PROVIDED MATERIAL start

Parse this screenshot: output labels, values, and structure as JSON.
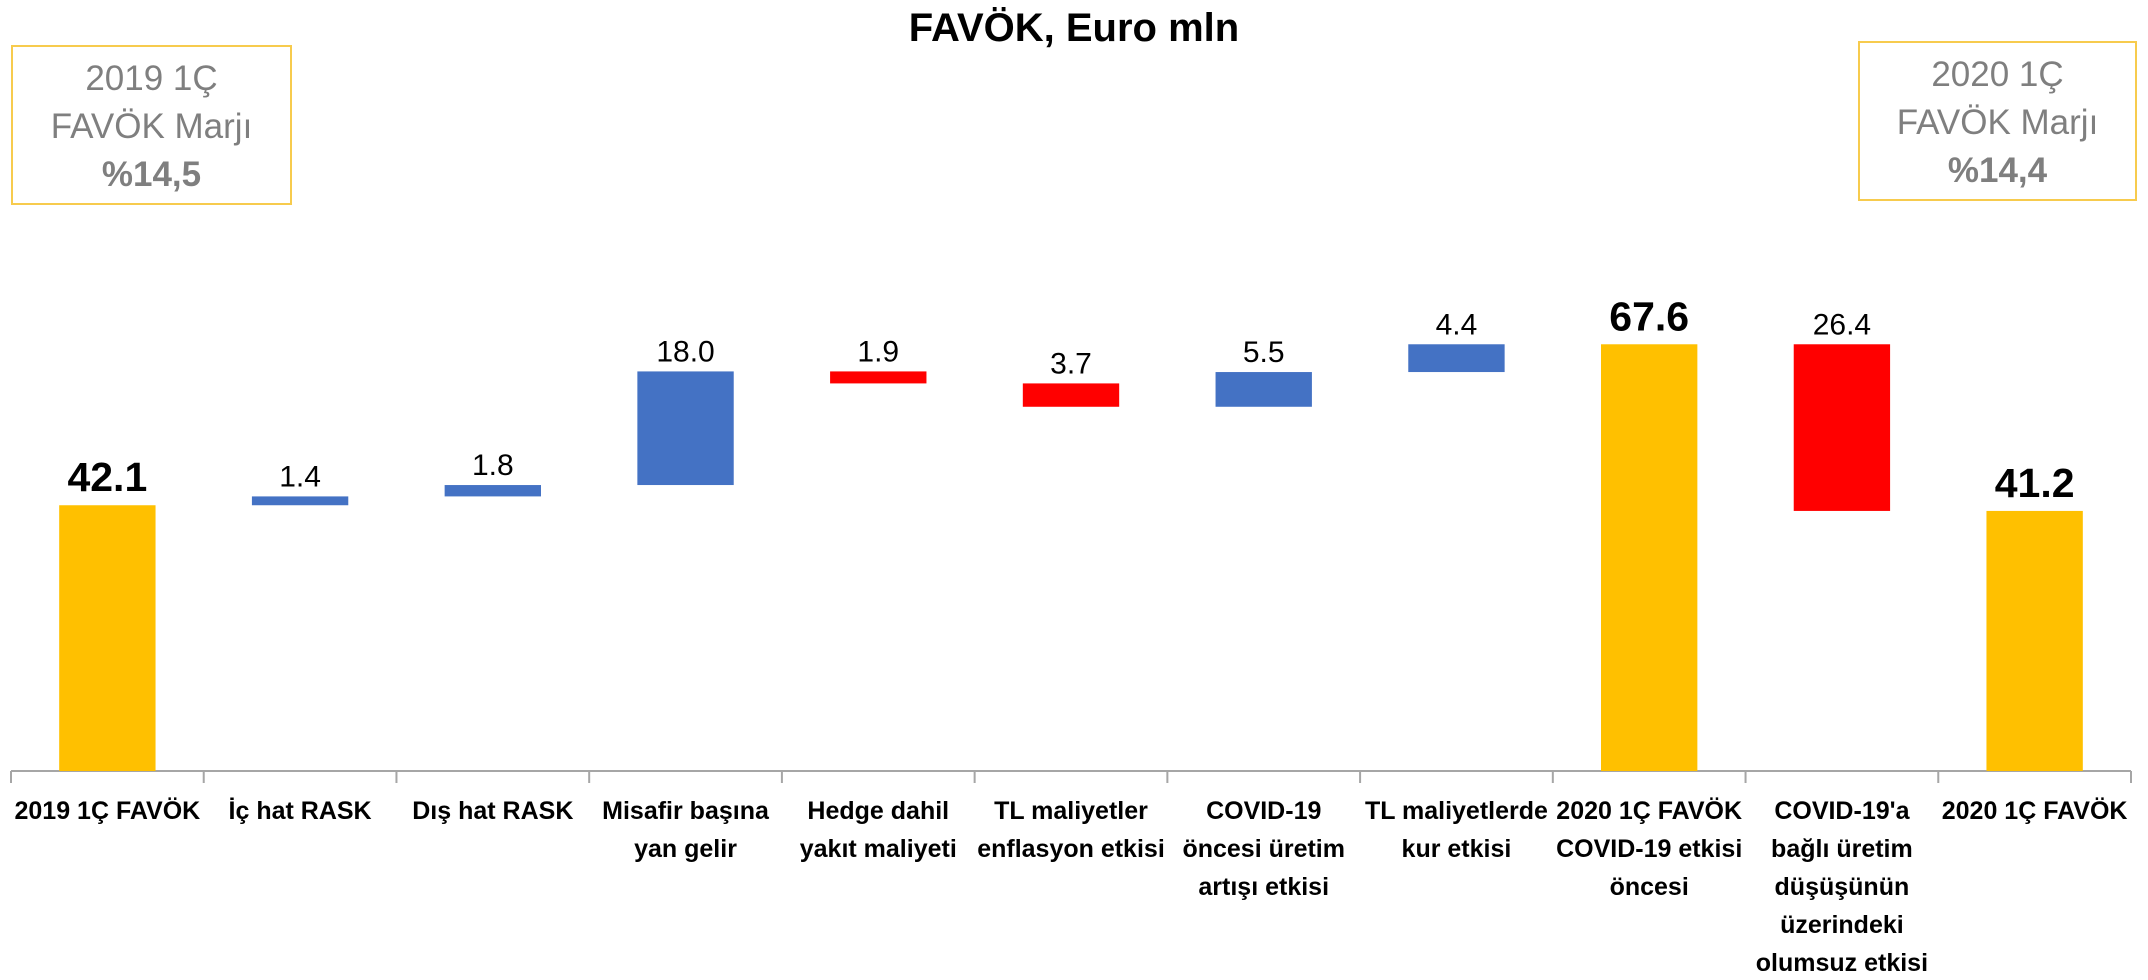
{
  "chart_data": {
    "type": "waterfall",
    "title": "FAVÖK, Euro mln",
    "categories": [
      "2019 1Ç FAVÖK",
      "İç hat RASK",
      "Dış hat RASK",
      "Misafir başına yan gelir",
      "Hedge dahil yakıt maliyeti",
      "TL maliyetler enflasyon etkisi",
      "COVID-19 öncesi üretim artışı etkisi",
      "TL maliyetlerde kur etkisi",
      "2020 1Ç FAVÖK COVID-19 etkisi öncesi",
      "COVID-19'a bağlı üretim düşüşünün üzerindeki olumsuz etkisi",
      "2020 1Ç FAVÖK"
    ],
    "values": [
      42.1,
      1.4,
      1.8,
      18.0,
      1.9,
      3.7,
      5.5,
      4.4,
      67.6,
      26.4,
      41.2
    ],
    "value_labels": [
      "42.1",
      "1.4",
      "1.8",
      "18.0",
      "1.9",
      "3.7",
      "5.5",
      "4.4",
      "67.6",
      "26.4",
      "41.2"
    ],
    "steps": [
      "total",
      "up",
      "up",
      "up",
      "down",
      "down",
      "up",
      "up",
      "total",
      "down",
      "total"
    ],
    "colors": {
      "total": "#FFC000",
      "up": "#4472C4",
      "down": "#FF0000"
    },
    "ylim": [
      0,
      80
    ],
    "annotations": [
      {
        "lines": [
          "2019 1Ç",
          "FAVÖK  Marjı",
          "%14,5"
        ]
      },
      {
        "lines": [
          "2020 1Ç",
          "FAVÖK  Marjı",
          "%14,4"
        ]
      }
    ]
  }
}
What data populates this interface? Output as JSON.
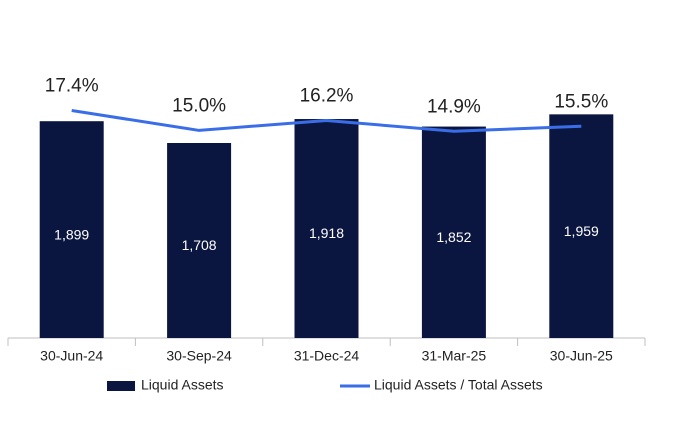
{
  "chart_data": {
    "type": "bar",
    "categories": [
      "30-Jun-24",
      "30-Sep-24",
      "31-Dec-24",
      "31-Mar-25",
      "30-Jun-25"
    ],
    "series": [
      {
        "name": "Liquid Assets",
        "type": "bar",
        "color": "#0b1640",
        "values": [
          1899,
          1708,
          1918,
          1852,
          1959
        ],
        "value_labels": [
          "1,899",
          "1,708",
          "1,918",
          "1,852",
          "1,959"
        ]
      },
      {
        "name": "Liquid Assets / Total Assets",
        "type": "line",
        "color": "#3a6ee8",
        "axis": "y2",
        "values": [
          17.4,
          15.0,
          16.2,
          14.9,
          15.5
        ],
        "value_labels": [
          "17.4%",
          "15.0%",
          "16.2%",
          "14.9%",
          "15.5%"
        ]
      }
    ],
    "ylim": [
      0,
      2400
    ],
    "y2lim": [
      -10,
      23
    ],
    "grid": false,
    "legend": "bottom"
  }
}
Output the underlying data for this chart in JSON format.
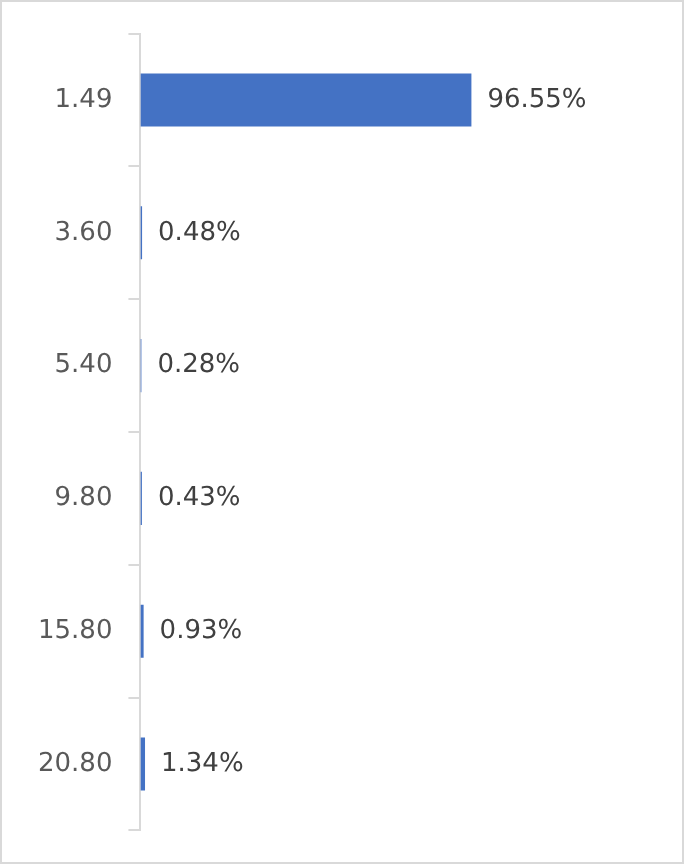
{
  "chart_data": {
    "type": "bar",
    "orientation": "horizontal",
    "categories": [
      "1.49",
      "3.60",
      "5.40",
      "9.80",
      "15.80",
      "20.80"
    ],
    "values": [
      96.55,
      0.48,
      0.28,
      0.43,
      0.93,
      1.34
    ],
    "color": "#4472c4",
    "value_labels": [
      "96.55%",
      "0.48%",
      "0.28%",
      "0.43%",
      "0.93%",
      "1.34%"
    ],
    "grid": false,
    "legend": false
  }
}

PROVIDED MATERIAL end

* YOUR OBJECTIVE *
Take the line containing "Output the underlying" and all lines after it to the end of the data above, and reproduce them exactly, leaving out pictures. Nothing else belongs in the copy.

* THE OUTPUT *
Output the underlying data for this chart in JSON format.
{
  "chart_data": {
    "type": "bar",
    "orientation": "horizontal",
    "categories": [
      "1.49",
      "3.60",
      "5.40",
      "9.80",
      "15.80",
      "20.80"
    ],
    "values": [
      96.55,
      0.48,
      0.28,
      0.43,
      0.93,
      1.34
    ],
    "color": "#4472c4",
    "value_labels": [
      "96.55%",
      "0.48%",
      "0.28%",
      "0.43%",
      "0.93%",
      "1.34%"
    ],
    "grid": false,
    "legend": false
  }
}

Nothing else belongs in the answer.